# START OF Extracted entries

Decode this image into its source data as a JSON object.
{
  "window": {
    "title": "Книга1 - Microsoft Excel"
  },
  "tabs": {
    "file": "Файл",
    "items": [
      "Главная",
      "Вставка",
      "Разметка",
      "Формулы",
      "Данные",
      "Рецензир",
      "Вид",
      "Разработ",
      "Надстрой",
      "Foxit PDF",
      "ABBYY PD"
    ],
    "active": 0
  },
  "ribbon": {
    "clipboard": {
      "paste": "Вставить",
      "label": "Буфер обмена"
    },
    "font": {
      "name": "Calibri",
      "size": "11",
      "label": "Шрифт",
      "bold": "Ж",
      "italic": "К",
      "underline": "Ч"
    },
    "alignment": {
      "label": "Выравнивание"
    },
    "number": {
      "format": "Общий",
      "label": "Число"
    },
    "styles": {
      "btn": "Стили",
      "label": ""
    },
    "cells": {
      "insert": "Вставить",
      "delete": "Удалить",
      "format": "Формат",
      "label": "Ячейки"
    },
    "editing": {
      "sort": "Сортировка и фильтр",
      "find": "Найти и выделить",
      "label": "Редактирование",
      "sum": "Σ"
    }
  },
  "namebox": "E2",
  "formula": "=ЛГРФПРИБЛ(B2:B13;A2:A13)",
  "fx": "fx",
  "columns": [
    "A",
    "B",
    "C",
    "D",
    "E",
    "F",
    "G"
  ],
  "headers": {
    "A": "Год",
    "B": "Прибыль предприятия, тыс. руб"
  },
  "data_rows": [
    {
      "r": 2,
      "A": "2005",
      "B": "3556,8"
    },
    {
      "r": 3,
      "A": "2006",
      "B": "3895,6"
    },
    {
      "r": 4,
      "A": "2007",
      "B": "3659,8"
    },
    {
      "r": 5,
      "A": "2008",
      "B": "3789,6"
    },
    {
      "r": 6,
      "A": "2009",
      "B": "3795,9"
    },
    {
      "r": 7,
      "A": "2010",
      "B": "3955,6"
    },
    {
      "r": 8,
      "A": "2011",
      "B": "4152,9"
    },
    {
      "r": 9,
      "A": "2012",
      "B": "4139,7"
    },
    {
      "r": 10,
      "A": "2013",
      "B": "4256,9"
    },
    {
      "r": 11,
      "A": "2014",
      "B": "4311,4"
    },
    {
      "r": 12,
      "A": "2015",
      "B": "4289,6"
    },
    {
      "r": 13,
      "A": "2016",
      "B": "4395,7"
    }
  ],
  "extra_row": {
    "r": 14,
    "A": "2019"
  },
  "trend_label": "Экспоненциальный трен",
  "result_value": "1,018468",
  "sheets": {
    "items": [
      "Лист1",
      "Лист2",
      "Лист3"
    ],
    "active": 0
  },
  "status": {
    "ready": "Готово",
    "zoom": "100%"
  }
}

# END OF Extracted entries

Repeat every record, exactly as written.

Written answer:
Decode this image into its source data as a JSON object.
{
  "window": {
    "title": "Книга1 - Microsoft Excel"
  },
  "tabs": {
    "file": "Файл",
    "items": [
      "Главная",
      "Вставка",
      "Разметка",
      "Формулы",
      "Данные",
      "Рецензир",
      "Вид",
      "Разработ",
      "Надстрой",
      "Foxit PDF",
      "ABBYY PD"
    ],
    "active": 0
  },
  "ribbon": {
    "clipboard": {
      "paste": "Вставить",
      "label": "Буфер обмена"
    },
    "font": {
      "name": "Calibri",
      "size": "11",
      "label": "Шрифт",
      "bold": "Ж",
      "italic": "К",
      "underline": "Ч"
    },
    "alignment": {
      "label": "Выравнивание"
    },
    "number": {
      "format": "Общий",
      "label": "Число"
    },
    "styles": {
      "btn": "Стили",
      "label": ""
    },
    "cells": {
      "insert": "Вставить",
      "delete": "Удалить",
      "format": "Формат",
      "label": "Ячейки"
    },
    "editing": {
      "sort": "Сортировка и фильтр",
      "find": "Найти и выделить",
      "label": "Редактирование",
      "sum": "Σ"
    }
  },
  "namebox": "E2",
  "formula": "=ЛГРФПРИБЛ(B2:B13;A2:A13)",
  "fx": "fx",
  "columns": [
    "A",
    "B",
    "C",
    "D",
    "E",
    "F",
    "G"
  ],
  "headers": {
    "A": "Год",
    "B": "Прибыль предприятия, тыс. руб"
  },
  "data_rows": [
    {
      "r": 2,
      "A": "2005",
      "B": "3556,8"
    },
    {
      "r": 3,
      "A": "2006",
      "B": "3895,6"
    },
    {
      "r": 4,
      "A": "2007",
      "B": "3659,8"
    },
    {
      "r": 5,
      "A": "2008",
      "B": "3789,6"
    },
    {
      "r": 6,
      "A": "2009",
      "B": "3795,9"
    },
    {
      "r": 7,
      "A": "2010",
      "B": "3955,6"
    },
    {
      "r": 8,
      "A": "2011",
      "B": "4152,9"
    },
    {
      "r": 9,
      "A": "2012",
      "B": "4139,7"
    },
    {
      "r": 10,
      "A": "2013",
      "B": "4256,9"
    },
    {
      "r": 11,
      "A": "2014",
      "B": "4311,4"
    },
    {
      "r": 12,
      "A": "2015",
      "B": "4289,6"
    },
    {
      "r": 13,
      "A": "2016",
      "B": "4395,7"
    }
  ],
  "extra_row": {
    "r": 14,
    "A": "2019"
  },
  "trend_label": "Экспоненциальный трен",
  "result_value": "1,018468",
  "sheets": {
    "items": [
      "Лист1",
      "Лист2",
      "Лист3"
    ],
    "active": 0
  },
  "status": {
    "ready": "Готово",
    "zoom": "100%"
  }
}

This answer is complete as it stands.